▸ Listed records:
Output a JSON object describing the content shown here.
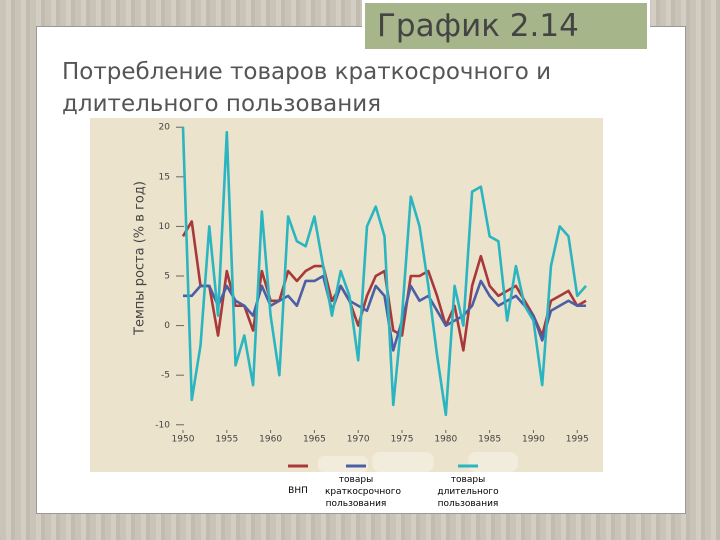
{
  "slide_label": "График 2.14",
  "chart_data": {
    "type": "line",
    "title": "Потребление товаров краткосрочного и длительного пользования",
    "ylabel": "Темпы роста (% в год)",
    "x": [
      1950,
      1951,
      1952,
      1953,
      1954,
      1955,
      1956,
      1957,
      1958,
      1959,
      1960,
      1961,
      1962,
      1963,
      1964,
      1965,
      1966,
      1967,
      1968,
      1969,
      1970,
      1971,
      1972,
      1973,
      1974,
      1975,
      1976,
      1977,
      1978,
      1979,
      1980,
      1981,
      1982,
      1983,
      1984,
      1985,
      1986,
      1987,
      1988,
      1989,
      1990,
      1991,
      1992,
      1993,
      1994,
      1995,
      1996
    ],
    "series": [
      {
        "name": "ВНП",
        "color": "#a8393a",
        "values": [
          9,
          10.5,
          4,
          4,
          -1,
          5.5,
          2,
          2,
          -0.5,
          5.5,
          2.5,
          2.5,
          5.5,
          4.5,
          5.5,
          6,
          6,
          2.5,
          4,
          2.5,
          0,
          3,
          5,
          5.5,
          -0.5,
          -1,
          5,
          5,
          5.5,
          3,
          0,
          2,
          -2.5,
          4,
          7,
          4,
          3,
          3.5,
          4,
          2.5,
          1,
          -1,
          2.5,
          3,
          3.5,
          2,
          2.5
        ]
      },
      {
        "name": "товары краткосрочного пользования",
        "color": "#4a5fa5",
        "values": [
          3,
          3,
          4,
          4,
          2,
          4,
          2.5,
          2,
          1,
          4,
          2,
          2.5,
          3,
          2,
          4.5,
          4.5,
          5,
          1.5,
          4,
          2.5,
          2,
          1.5,
          4,
          3,
          -2.5,
          0.5,
          4,
          2.5,
          3,
          1.5,
          0,
          0.5,
          1,
          2,
          4.5,
          3,
          2,
          2.5,
          3,
          2,
          1,
          -1.5,
          1.5,
          2,
          2.5,
          2,
          2
        ]
      },
      {
        "name": "товары длительного пользования",
        "color": "#2bb5c0",
        "values": [
          20,
          -7.5,
          -2,
          10,
          1,
          19.5,
          -4,
          -1,
          -6,
          11.5,
          1,
          -5,
          11,
          8.5,
          8,
          11,
          6,
          1,
          5.5,
          3,
          -3.5,
          10,
          12,
          9,
          -8,
          1,
          13,
          10,
          4,
          -3,
          -9,
          4,
          0,
          13.5,
          14,
          9,
          8.5,
          0.5,
          6,
          2,
          0.5,
          -6,
          6,
          10,
          9,
          3,
          4
        ]
      }
    ],
    "xlim": [
      1950,
      1996
    ],
    "xticks": [
      1950,
      1955,
      1960,
      1965,
      1970,
      1975,
      1980,
      1985,
      1990,
      1995
    ],
    "ylim": [
      -11,
      21
    ],
    "yticks": [
      -10,
      -5,
      0,
      5,
      10,
      15,
      20
    ],
    "grid": false
  }
}
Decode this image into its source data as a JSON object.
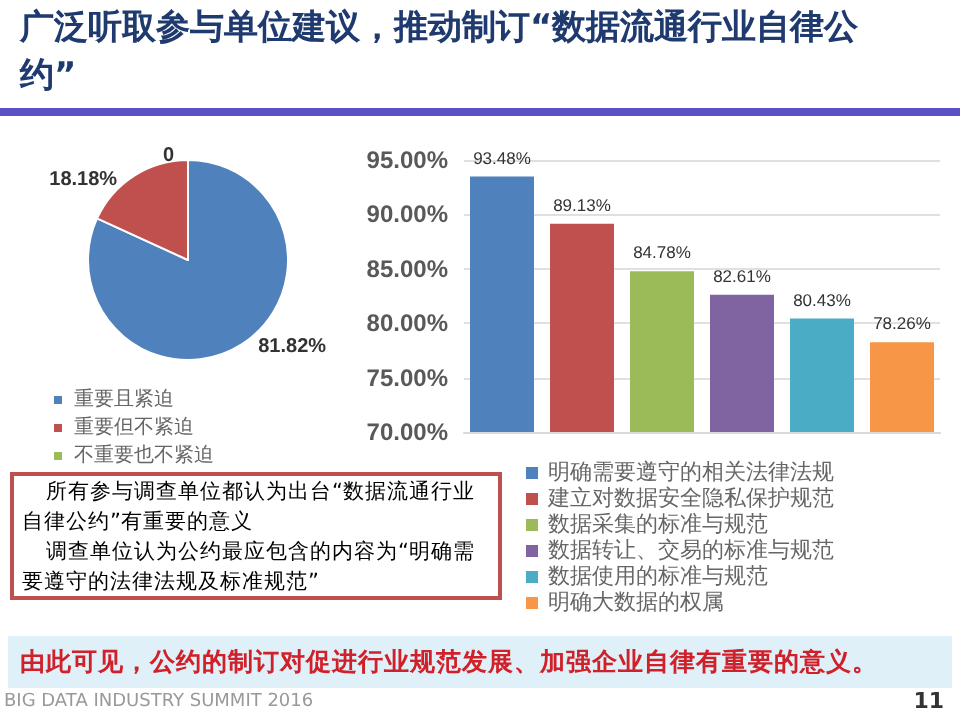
{
  "chart_data": [
    {
      "type": "pie",
      "title": "广泛听取参与单位建议，推动制订“数据流通行业自律公约”",
      "categories": [
        "重要且紧迫",
        "重要但不紧迫",
        "不重要也不紧迫"
      ],
      "values": [
        81.82,
        18.18,
        0
      ],
      "colors": [
        "#4f81bd",
        "#c0504d",
        "#9bbb59"
      ],
      "value_labels": [
        "81.82%",
        "18.18%",
        "0"
      ],
      "legend": "bottom left",
      "annotations": [
        "所有参与调查单位都认为出台“数据流通行业自律公约”有重要的意义",
        "调查单位认为公约最应包含的内容为“明确需要遵守的法律法规及标准规范”",
        "由此可见，公约的制订对促进行业规范发展、加强企业自律有重要的意义。",
        "BIG DATA INDUSTRY SUMMIT 2016",
        "11"
      ]
    },
    {
      "type": "bar",
      "categories": [
        null
      ],
      "series": [
        {
          "name": "明确需要遵守的相关法律法规",
          "color": "#4f81bd",
          "values": [
            93.48
          ],
          "value_labels": [
            "93.48%"
          ]
        },
        {
          "name": "建立对数据安全隐私保护规范",
          "color": "#c0504d",
          "values": [
            89.13
          ],
          "value_labels": [
            "89.13%"
          ]
        },
        {
          "name": "数据采集的标准与规范",
          "color": "#9bbb59",
          "values": [
            84.78
          ],
          "value_labels": [
            "84.78%"
          ]
        },
        {
          "name": "数据转让、交易的标准与规范",
          "color": "#8064a2",
          "values": [
            82.61
          ],
          "value_labels": [
            "82.61%"
          ]
        },
        {
          "name": "数据使用的标准与规范",
          "color": "#4bacc6",
          "values": [
            80.43
          ],
          "value_labels": [
            "80.43%"
          ]
        },
        {
          "name": "明确大数据的权属",
          "color": "#f79646",
          "values": [
            78.26
          ],
          "value_labels": [
            "78.26%"
          ]
        }
      ],
      "ylim": [
        70,
        95
      ],
      "yticks": [
        {
          "value": 70,
          "label": "70.00%"
        },
        {
          "value": 75,
          "label": "75.00%"
        },
        {
          "value": 80,
          "label": "80.00%"
        },
        {
          "value": 85,
          "label": "85.00%"
        },
        {
          "value": 90,
          "label": "90.00%"
        },
        {
          "value": 95,
          "label": "95.00%"
        }
      ],
      "grid": "y",
      "legend": "bottom"
    }
  ]
}
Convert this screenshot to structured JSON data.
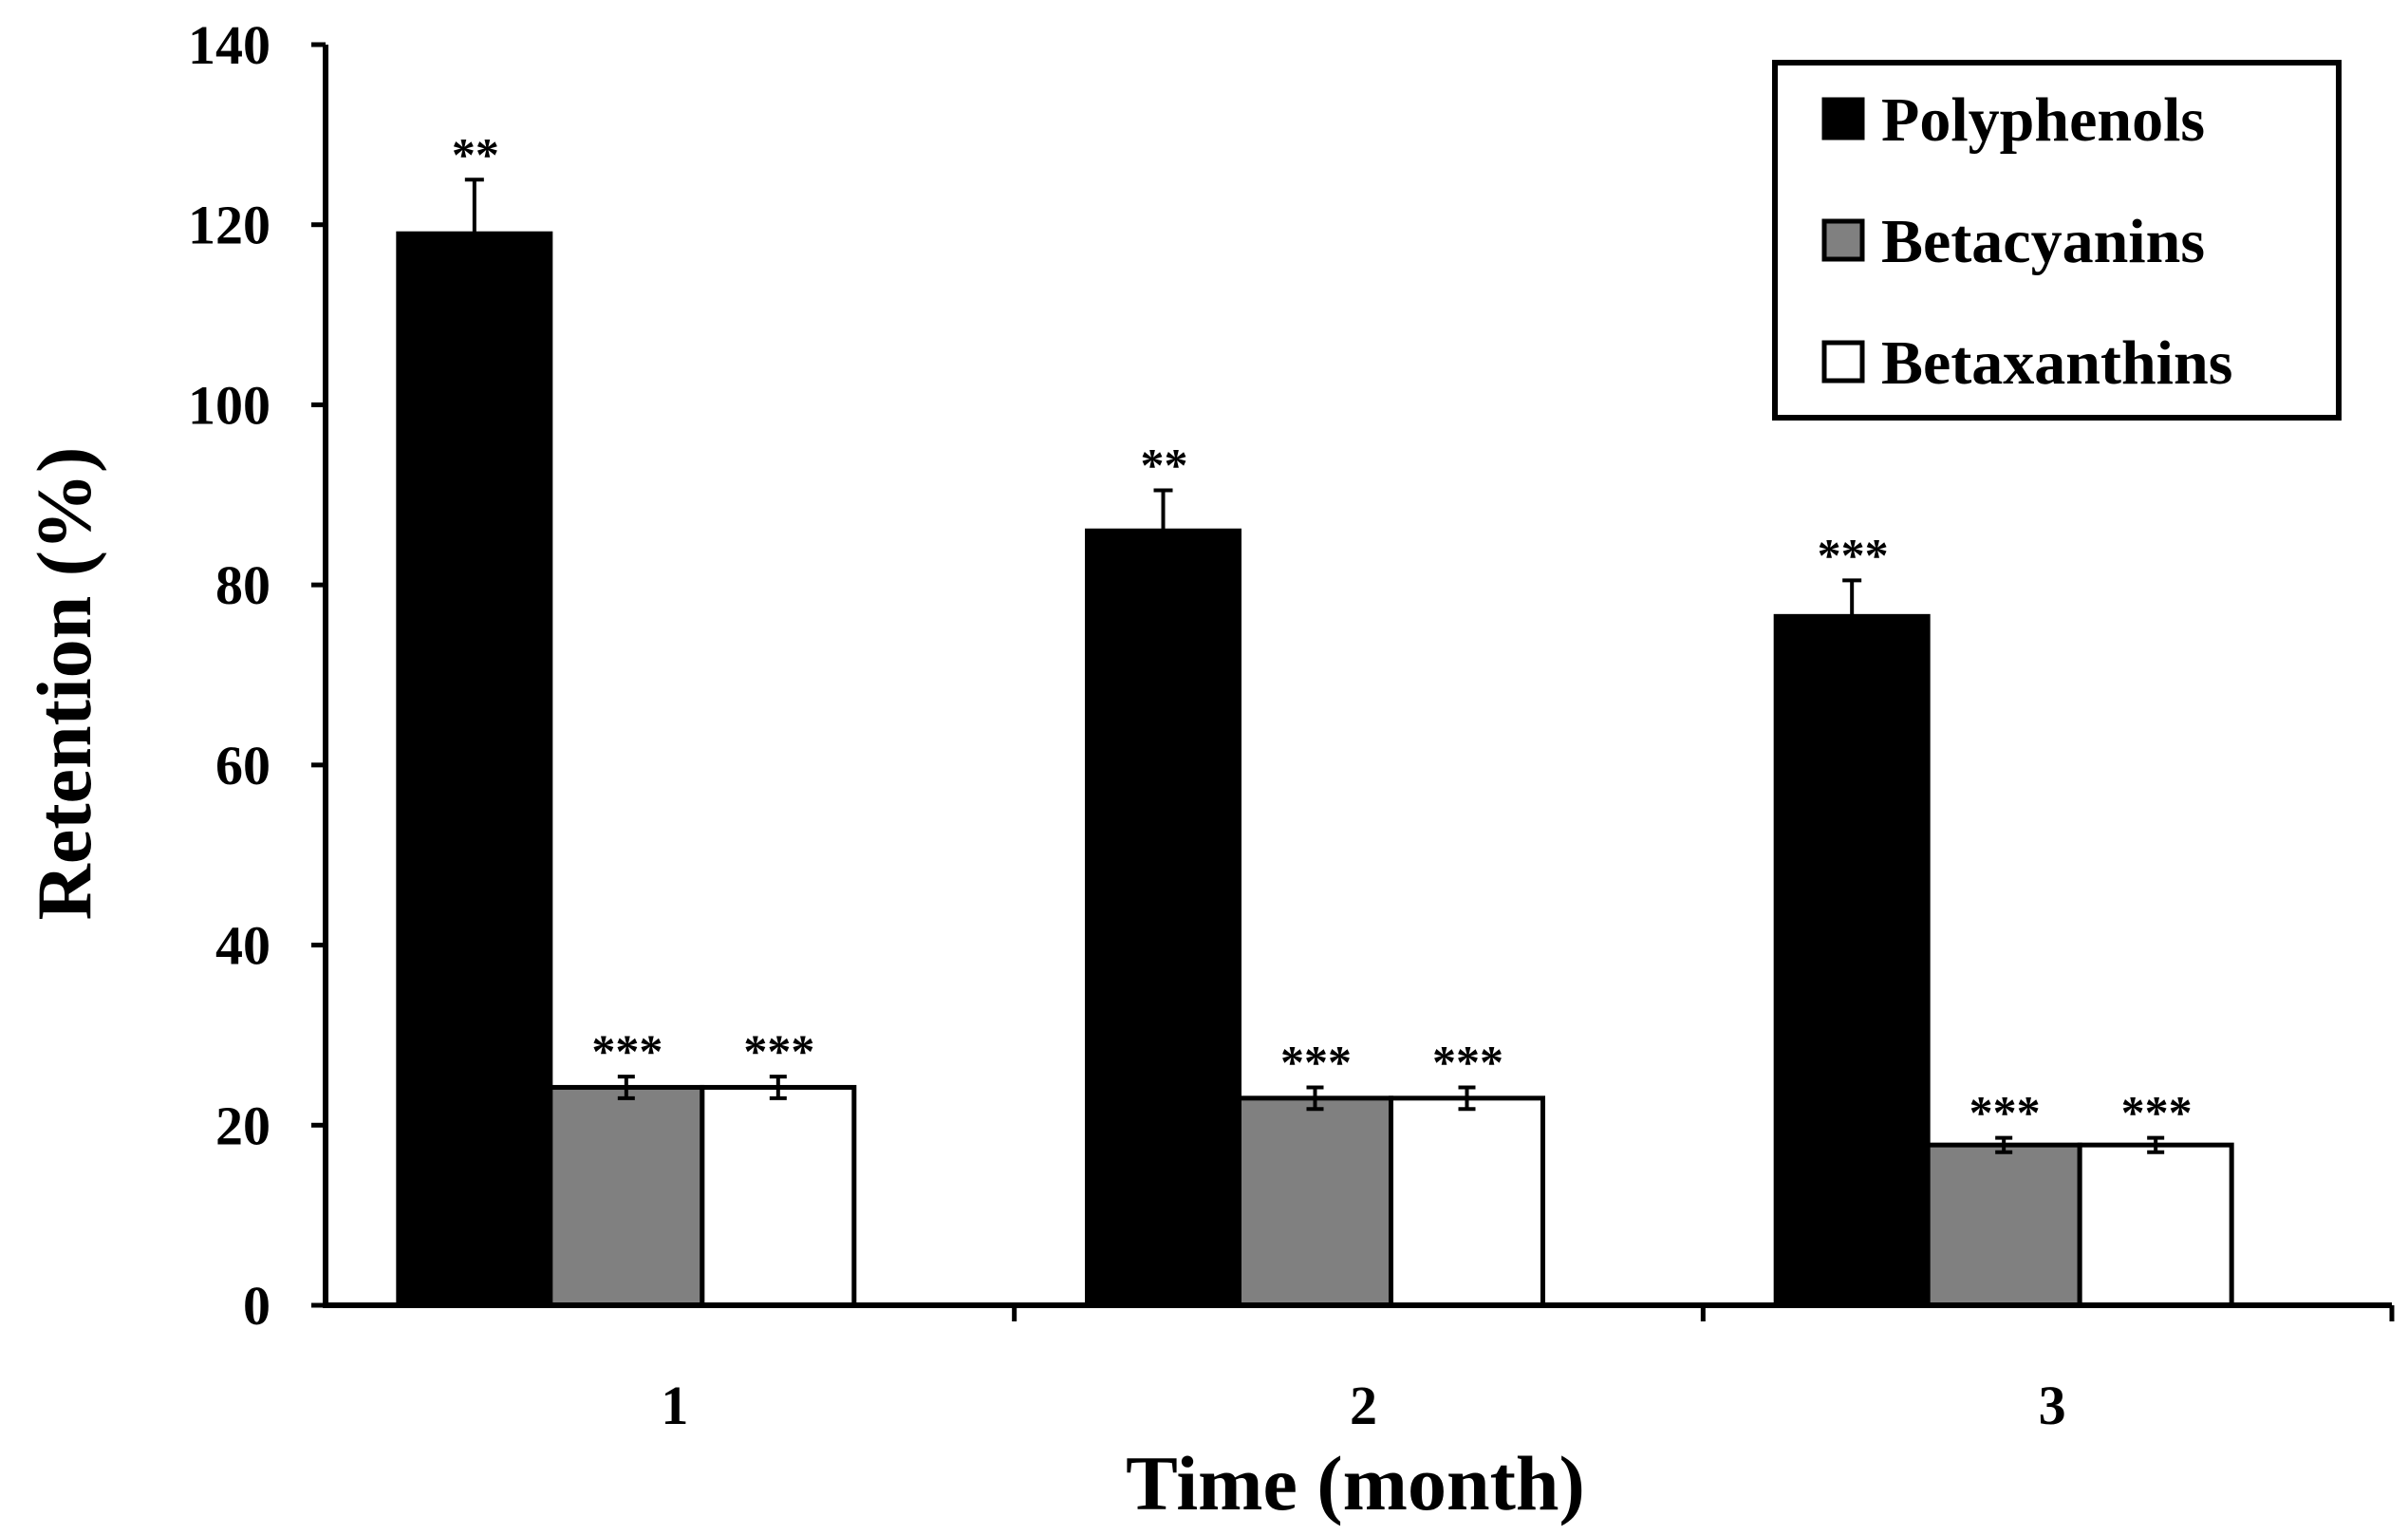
{
  "chart_data": {
    "type": "bar",
    "title": "",
    "xlabel": "Time (month)",
    "ylabel": "Retention (%)",
    "ylim": [
      0,
      140
    ],
    "yticks": [
      "0",
      "20",
      "40",
      "60",
      "80",
      "100",
      "120",
      "140"
    ],
    "categories": [
      "1",
      "2",
      "3"
    ],
    "legend_position": "top-right",
    "grid": false,
    "series": [
      {
        "name": "Polyphenols",
        "color": "#000000",
        "values": [
          119,
          86,
          76.5
        ],
        "errors": [
          6,
          4.5,
          4
        ],
        "significance": [
          "**",
          "**",
          "***"
        ]
      },
      {
        "name": "Betacyanins",
        "color": "#808080",
        "values": [
          24.2,
          23,
          17.8
        ],
        "errors": [
          1.2,
          1.2,
          0.8
        ],
        "significance": [
          "***",
          "***",
          "***"
        ]
      },
      {
        "name": "Betaxanthins",
        "color": "#ffffff",
        "values": [
          24.2,
          23,
          17.8
        ],
        "errors": [
          1.2,
          1.2,
          0.8
        ],
        "significance": [
          "***",
          "***",
          "***"
        ]
      }
    ]
  }
}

▸ Required task:
Your copy of the data above should match it exactly, except that pictures are left out.

▸ The response:
Output a JSON object describing the content shown here.
{
  "slide_label": "График 2.14",
  "chart_data": {
    "type": "line",
    "title": "Потребление товаров краткосрочного и длительного пользования",
    "ylabel": "Темпы роста (% в год)",
    "x": [
      1950,
      1951,
      1952,
      1953,
      1954,
      1955,
      1956,
      1957,
      1958,
      1959,
      1960,
      1961,
      1962,
      1963,
      1964,
      1965,
      1966,
      1967,
      1968,
      1969,
      1970,
      1971,
      1972,
      1973,
      1974,
      1975,
      1976,
      1977,
      1978,
      1979,
      1980,
      1981,
      1982,
      1983,
      1984,
      1985,
      1986,
      1987,
      1988,
      1989,
      1990,
      1991,
      1992,
      1993,
      1994,
      1995,
      1996
    ],
    "series": [
      {
        "name": "ВНП",
        "color": "#a8393a",
        "values": [
          9,
          10.5,
          4,
          4,
          -1,
          5.5,
          2,
          2,
          -0.5,
          5.5,
          2.5,
          2.5,
          5.5,
          4.5,
          5.5,
          6,
          6,
          2.5,
          4,
          2.5,
          0,
          3,
          5,
          5.5,
          -0.5,
          -1,
          5,
          5,
          5.5,
          3,
          0,
          2,
          -2.5,
          4,
          7,
          4,
          3,
          3.5,
          4,
          2.5,
          1,
          -1,
          2.5,
          3,
          3.5,
          2,
          2.5
        ]
      },
      {
        "name": "товары краткосрочного пользования",
        "color": "#4a5fa5",
        "values": [
          3,
          3,
          4,
          4,
          2,
          4,
          2.5,
          2,
          1,
          4,
          2,
          2.5,
          3,
          2,
          4.5,
          4.5,
          5,
          1.5,
          4,
          2.5,
          2,
          1.5,
          4,
          3,
          -2.5,
          0.5,
          4,
          2.5,
          3,
          1.5,
          0,
          0.5,
          1,
          2,
          4.5,
          3,
          2,
          2.5,
          3,
          2,
          1,
          -1.5,
          1.5,
          2,
          2.5,
          2,
          2
        ]
      },
      {
        "name": "товары длительного пользования",
        "color": "#2bb5c0",
        "values": [
          20,
          -7.5,
          -2,
          10,
          1,
          19.5,
          -4,
          -1,
          -6,
          11.5,
          1,
          -5,
          11,
          8.5,
          8,
          11,
          6,
          1,
          5.5,
          3,
          -3.5,
          10,
          12,
          9,
          -8,
          1,
          13,
          10,
          4,
          -3,
          -9,
          4,
          0,
          13.5,
          14,
          9,
          8.5,
          0.5,
          6,
          2,
          0.5,
          -6,
          6,
          10,
          9,
          3,
          4
        ]
      }
    ],
    "xlim": [
      1950,
      1996
    ],
    "xticks": [
      1950,
      1955,
      1960,
      1965,
      1970,
      1975,
      1980,
      1985,
      1990,
      1995
    ],
    "ylim": [
      -11,
      21
    ],
    "yticks": [
      -10,
      -5,
      0,
      5,
      10,
      15,
      20
    ],
    "grid": false
  }
}
Decode this image into its source data as a JSON object.
{
  "chart_data": [
    {
      "type": "pie",
      "title": "广泛听取参与单位建议，推动制订“数据流通行业自律公约”",
      "categories": [
        "重要且紧迫",
        "重要但不紧迫",
        "不重要也不紧迫"
      ],
      "values": [
        81.82,
        18.18,
        0
      ],
      "colors": [
        "#4f81bd",
        "#c0504d",
        "#9bbb59"
      ],
      "value_labels": [
        "81.82%",
        "18.18%",
        "0"
      ],
      "legend": "bottom left",
      "annotations": [
        "所有参与调查单位都认为出台“数据流通行业自律公约”有重要的意义",
        "调查单位认为公约最应包含的内容为“明确需要遵守的法律法规及标准规范”",
        "由此可见，公约的制订对促进行业规范发展、加强企业自律有重要的意义。",
        "BIG DATA INDUSTRY SUMMIT 2016",
        "11"
      ]
    },
    {
      "type": "bar",
      "categories": [
        null
      ],
      "series": [
        {
          "name": "明确需要遵守的相关法律法规",
          "color": "#4f81bd",
          "values": [
            93.48
          ],
          "value_labels": [
            "93.48%"
          ]
        },
        {
          "name": "建立对数据安全隐私保护规范",
          "color": "#c0504d",
          "values": [
            89.13
          ],
          "value_labels": [
            "89.13%"
          ]
        },
        {
          "name": "数据采集的标准与规范",
          "color": "#9bbb59",
          "values": [
            84.78
          ],
          "value_labels": [
            "84.78%"
          ]
        },
        {
          "name": "数据转让、交易的标准与规范",
          "color": "#8064a2",
          "values": [
            82.61
          ],
          "value_labels": [
            "82.61%"
          ]
        },
        {
          "name": "数据使用的标准与规范",
          "color": "#4bacc6",
          "values": [
            80.43
          ],
          "value_labels": [
            "80.43%"
          ]
        },
        {
          "name": "明确大数据的权属",
          "color": "#f79646",
          "values": [
            78.26
          ],
          "value_labels": [
            "78.26%"
          ]
        }
      ],
      "ylim": [
        70,
        95
      ],
      "yticks": [
        {
          "value": 70,
          "label": "70.00%"
        },
        {
          "value": 75,
          "label": "75.00%"
        },
        {
          "value": 80,
          "label": "80.00%"
        },
        {
          "value": 85,
          "label": "85.00%"
        },
        {
          "value": 90,
          "label": "90.00%"
        },
        {
          "value": 95,
          "label": "95.00%"
        }
      ],
      "grid": "y",
      "legend": "bottom"
    }
  ]
}
Convert this screenshot to structured JSON data.
{
  "chart_data": {
    "type": "bar",
    "title": "",
    "xlabel": "Time (month)",
    "ylabel": "Retention (%)",
    "ylim": [
      0,
      140
    ],
    "yticks": [
      "0",
      "20",
      "40",
      "60",
      "80",
      "100",
      "120",
      "140"
    ],
    "categories": [
      "1",
      "2",
      "3"
    ],
    "legend_position": "top-right",
    "grid": false,
    "series": [
      {
        "name": "Polyphenols",
        "color": "#000000",
        "values": [
          119,
          86,
          76.5
        ],
        "errors": [
          6,
          4.5,
          4
        ],
        "significance": [
          "**",
          "**",
          "***"
        ]
      },
      {
        "name": "Betacyanins",
        "color": "#808080",
        "values": [
          24.2,
          23,
          17.8
        ],
        "errors": [
          1.2,
          1.2,
          0.8
        ],
        "significance": [
          "***",
          "***",
          "***"
        ]
      },
      {
        "name": "Betaxanthins",
        "color": "#ffffff",
        "values": [
          24.2,
          23,
          17.8
        ],
        "errors": [
          1.2,
          1.2,
          0.8
        ],
        "significance": [
          "***",
          "***",
          "***"
        ]
      }
    ]
  }
}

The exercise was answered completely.